## Work to complete
Omit the pictures from the entries below and retype everything else exactly.

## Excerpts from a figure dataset
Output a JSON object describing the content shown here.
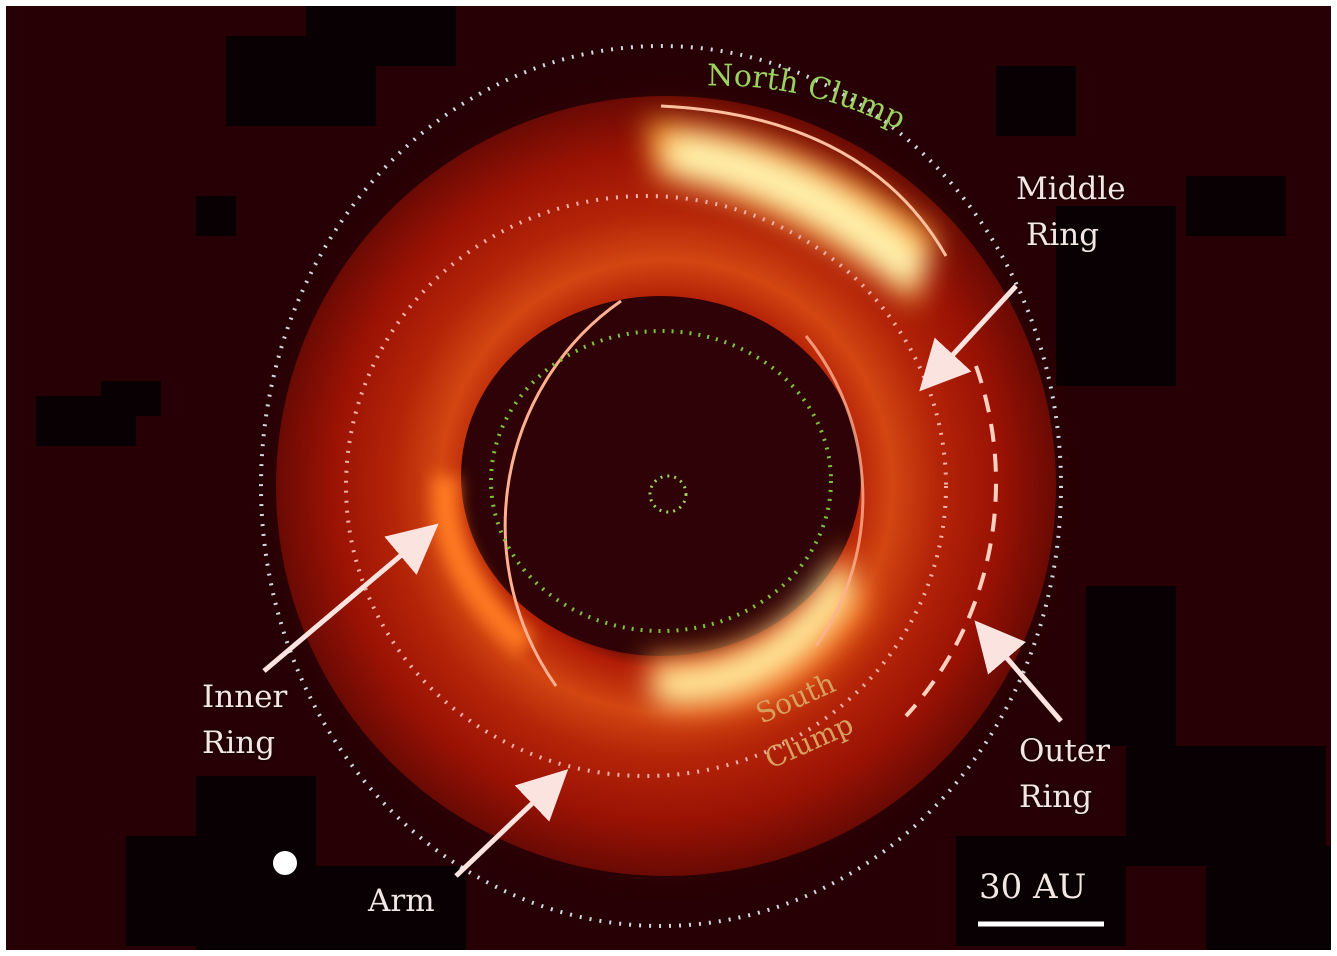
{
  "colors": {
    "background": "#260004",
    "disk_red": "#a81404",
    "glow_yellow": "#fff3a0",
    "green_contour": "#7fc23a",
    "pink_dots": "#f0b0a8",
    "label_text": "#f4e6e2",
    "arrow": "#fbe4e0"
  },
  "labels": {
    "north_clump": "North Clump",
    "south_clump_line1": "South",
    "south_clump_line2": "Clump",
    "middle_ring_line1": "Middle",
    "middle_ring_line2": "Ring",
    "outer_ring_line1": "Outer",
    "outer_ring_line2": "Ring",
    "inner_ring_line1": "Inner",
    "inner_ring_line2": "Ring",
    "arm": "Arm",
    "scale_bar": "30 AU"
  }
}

## Expected output
Output a JSON object describing the content shown here.
{
  "colors": {
    "background": "#260004",
    "disk_red": "#a81404",
    "glow_yellow": "#fff3a0",
    "green_contour": "#7fc23a",
    "pink_dots": "#f0b0a8",
    "label_text": "#f4e6e2",
    "arrow": "#fbe4e0"
  },
  "labels": {
    "north_clump": "North Clump",
    "south_clump_line1": "South",
    "south_clump_line2": "Clump",
    "middle_ring_line1": "Middle",
    "middle_ring_line2": "Ring",
    "outer_ring_line1": "Outer",
    "outer_ring_line2": "Ring",
    "inner_ring_line1": "Inner",
    "inner_ring_line2": "Ring",
    "arm": "Arm",
    "scale_bar": "30 AU"
  }
}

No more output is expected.